● Excerpted data:
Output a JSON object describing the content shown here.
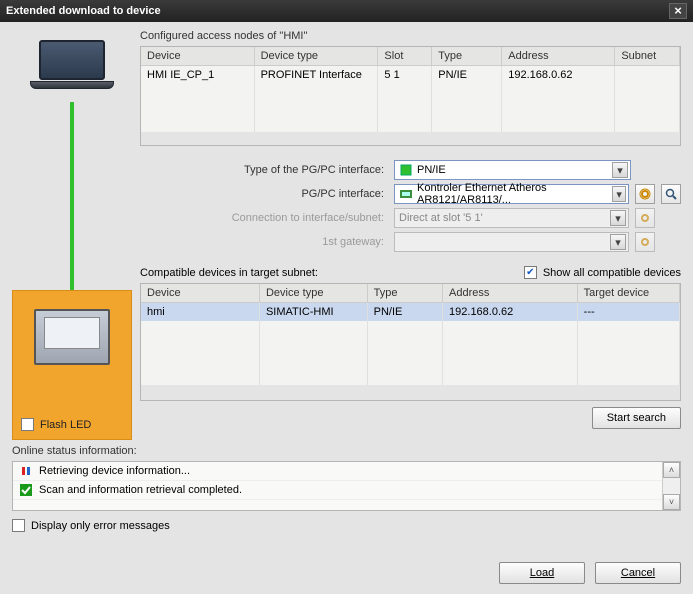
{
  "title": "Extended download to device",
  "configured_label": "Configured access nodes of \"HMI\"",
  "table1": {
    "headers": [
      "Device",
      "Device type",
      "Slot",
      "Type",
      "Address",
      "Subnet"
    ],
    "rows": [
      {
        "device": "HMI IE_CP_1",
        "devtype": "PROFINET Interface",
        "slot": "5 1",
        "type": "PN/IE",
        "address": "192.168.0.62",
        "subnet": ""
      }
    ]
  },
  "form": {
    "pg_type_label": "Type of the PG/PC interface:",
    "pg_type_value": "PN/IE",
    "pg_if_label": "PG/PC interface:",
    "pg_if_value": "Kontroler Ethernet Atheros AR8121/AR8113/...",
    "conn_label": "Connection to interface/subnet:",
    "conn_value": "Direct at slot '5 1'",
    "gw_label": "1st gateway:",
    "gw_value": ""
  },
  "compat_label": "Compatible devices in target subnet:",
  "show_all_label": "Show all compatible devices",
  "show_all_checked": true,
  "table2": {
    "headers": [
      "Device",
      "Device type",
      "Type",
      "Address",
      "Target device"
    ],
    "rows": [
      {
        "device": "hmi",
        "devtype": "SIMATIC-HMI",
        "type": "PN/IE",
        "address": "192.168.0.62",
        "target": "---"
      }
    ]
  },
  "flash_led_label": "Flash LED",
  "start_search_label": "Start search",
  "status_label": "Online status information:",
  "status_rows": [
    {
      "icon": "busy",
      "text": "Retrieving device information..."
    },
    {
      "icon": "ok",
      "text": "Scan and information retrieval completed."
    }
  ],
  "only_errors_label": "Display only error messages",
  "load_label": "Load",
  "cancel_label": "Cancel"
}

● Prompt: In the entries above, count every line containing the word "information". Write only the total.

● Output of the exercise: 3